Requirements ▸ Reproduce the listing word for word, leaving every picture behind.

===== Dataset

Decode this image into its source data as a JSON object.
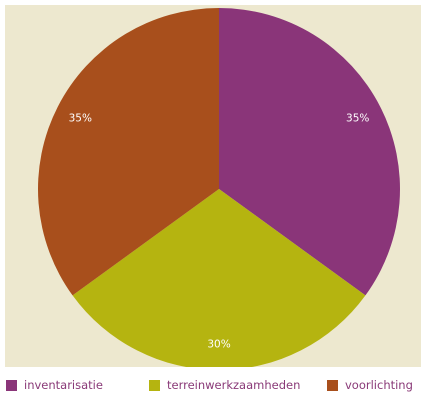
{
  "chart_data": {
    "type": "pie",
    "categories": [
      "inventarisatie",
      "terreinwerkzaamheden",
      "voorlichting"
    ],
    "values": [
      35,
      30,
      35
    ],
    "labels": [
      "35%",
      "30%",
      "35%"
    ],
    "colors": [
      "#8a3579",
      "#b5b410",
      "#a84f1c"
    ],
    "legend": "bottom",
    "background": "#ede8cf"
  }
}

==========

Result of this task ▸
Decode this image into its source data as a JSON object.
{
  "chart_data": {
    "type": "pie",
    "categories": [
      "inventarisatie",
      "terreinwerkzaamheden",
      "voorlichting"
    ],
    "values": [
      35,
      30,
      35
    ],
    "labels": [
      "35%",
      "30%",
      "35%"
    ],
    "colors": [
      "#8a3579",
      "#b5b410",
      "#a84f1c"
    ],
    "legend": "bottom",
    "background": "#ede8cf"
  }
}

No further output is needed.